#### [Your objective]
For every line in the data below that contains "même", copy the line.

☆ ☆ ☆ ☆

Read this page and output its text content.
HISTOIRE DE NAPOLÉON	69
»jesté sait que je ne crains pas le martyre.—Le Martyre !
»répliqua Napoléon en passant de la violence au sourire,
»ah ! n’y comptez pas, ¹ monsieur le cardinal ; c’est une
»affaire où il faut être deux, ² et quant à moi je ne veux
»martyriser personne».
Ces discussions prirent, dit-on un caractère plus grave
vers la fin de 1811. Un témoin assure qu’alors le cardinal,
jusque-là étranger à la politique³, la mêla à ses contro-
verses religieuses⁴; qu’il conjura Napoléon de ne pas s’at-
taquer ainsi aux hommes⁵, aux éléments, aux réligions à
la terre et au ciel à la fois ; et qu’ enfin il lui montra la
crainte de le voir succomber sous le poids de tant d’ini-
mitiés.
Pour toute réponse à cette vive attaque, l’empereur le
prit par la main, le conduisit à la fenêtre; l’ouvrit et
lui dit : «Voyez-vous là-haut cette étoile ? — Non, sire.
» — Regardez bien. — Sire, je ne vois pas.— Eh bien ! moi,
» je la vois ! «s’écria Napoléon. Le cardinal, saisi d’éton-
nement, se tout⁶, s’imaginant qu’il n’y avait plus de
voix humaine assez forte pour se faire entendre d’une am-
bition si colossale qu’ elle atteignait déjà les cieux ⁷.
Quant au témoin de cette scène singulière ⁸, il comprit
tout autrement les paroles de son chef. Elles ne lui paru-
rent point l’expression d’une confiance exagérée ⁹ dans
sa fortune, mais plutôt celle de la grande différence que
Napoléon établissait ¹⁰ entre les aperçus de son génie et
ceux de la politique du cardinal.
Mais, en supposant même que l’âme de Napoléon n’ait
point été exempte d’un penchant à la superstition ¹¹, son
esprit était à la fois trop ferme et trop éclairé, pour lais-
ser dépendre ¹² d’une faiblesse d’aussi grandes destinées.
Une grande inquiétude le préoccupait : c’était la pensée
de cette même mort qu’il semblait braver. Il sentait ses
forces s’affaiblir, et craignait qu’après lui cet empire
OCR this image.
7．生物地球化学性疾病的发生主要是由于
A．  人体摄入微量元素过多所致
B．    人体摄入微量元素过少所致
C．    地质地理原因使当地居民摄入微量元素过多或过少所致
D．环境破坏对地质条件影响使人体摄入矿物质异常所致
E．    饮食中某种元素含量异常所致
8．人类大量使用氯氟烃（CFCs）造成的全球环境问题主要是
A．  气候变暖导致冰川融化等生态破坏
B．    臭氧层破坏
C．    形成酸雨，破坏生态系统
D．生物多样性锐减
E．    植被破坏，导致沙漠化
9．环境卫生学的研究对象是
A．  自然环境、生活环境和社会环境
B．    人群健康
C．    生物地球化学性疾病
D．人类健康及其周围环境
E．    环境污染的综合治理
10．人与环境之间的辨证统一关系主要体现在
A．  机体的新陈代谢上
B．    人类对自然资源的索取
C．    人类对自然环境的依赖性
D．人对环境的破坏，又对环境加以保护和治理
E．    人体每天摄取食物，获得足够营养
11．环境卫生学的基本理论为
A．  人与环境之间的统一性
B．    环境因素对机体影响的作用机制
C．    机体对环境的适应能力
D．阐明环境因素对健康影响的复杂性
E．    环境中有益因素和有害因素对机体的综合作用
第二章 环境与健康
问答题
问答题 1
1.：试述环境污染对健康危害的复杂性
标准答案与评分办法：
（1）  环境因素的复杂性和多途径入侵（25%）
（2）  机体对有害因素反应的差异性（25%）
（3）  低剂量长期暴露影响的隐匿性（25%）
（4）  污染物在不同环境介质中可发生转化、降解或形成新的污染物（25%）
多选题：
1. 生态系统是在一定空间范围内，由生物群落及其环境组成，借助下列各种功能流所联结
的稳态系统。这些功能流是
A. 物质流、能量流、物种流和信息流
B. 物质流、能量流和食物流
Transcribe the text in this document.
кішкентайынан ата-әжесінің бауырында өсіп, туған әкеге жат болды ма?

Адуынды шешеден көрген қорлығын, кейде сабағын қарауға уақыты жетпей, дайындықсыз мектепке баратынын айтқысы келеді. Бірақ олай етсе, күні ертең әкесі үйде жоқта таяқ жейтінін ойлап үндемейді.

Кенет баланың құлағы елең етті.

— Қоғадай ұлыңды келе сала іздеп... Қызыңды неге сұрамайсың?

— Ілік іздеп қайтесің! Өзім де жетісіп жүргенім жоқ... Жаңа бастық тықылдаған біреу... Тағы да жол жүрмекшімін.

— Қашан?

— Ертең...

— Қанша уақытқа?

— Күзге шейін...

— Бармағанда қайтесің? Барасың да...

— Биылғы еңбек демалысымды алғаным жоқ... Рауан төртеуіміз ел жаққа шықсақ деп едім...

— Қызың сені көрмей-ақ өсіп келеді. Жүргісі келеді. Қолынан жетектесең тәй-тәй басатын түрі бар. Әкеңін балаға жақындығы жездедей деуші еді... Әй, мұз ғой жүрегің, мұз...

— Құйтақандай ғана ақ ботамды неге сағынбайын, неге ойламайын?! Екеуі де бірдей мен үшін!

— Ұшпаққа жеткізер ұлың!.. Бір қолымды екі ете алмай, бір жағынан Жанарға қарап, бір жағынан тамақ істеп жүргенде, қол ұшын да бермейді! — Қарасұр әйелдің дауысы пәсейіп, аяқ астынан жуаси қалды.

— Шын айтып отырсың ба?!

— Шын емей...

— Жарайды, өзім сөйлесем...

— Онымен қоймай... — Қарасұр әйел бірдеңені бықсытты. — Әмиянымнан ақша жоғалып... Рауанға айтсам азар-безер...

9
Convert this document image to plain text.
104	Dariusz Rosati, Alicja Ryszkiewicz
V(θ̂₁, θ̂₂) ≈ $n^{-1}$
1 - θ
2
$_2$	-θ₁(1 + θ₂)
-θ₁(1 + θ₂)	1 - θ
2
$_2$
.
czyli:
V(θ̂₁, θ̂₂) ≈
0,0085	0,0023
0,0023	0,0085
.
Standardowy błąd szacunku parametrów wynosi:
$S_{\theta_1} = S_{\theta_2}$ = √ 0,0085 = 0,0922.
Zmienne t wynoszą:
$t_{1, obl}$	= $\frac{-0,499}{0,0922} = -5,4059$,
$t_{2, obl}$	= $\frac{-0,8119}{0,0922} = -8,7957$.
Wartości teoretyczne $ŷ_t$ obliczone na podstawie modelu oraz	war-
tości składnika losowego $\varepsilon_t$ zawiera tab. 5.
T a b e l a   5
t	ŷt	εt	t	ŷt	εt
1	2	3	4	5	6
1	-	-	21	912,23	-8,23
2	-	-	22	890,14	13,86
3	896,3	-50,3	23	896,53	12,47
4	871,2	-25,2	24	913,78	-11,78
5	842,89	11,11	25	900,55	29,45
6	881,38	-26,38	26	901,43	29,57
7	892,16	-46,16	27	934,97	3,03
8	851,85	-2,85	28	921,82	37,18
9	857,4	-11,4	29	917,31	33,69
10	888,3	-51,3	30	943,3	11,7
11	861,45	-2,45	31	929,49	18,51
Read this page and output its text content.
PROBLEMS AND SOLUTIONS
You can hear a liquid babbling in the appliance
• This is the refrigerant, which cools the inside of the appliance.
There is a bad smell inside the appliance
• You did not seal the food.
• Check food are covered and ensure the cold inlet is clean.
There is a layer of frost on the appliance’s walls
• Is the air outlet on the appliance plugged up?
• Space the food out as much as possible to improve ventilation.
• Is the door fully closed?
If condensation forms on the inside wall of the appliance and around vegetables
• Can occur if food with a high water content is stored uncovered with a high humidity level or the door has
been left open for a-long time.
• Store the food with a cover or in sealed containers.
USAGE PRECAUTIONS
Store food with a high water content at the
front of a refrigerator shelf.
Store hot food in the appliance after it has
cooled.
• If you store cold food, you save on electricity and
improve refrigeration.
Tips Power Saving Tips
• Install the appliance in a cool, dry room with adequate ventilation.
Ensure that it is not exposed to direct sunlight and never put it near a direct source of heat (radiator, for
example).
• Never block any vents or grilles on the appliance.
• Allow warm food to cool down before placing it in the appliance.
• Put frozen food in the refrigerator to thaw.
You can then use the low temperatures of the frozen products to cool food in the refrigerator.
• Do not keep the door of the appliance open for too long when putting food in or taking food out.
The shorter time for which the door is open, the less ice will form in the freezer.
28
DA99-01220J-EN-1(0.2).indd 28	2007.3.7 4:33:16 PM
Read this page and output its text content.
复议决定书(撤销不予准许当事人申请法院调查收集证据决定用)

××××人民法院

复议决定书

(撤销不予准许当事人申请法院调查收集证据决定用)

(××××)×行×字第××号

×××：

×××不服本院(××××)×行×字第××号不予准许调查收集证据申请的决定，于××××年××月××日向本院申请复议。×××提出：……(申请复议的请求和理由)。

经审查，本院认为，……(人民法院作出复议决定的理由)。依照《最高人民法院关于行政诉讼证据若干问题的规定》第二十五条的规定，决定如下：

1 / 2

☆ ☆ ☆ ☆

#### [Answer to this problem]
Mais, en supposant même que l’âme de Napoléon n’ait
de cette même mort qu’il semblait braver. Il sentait ses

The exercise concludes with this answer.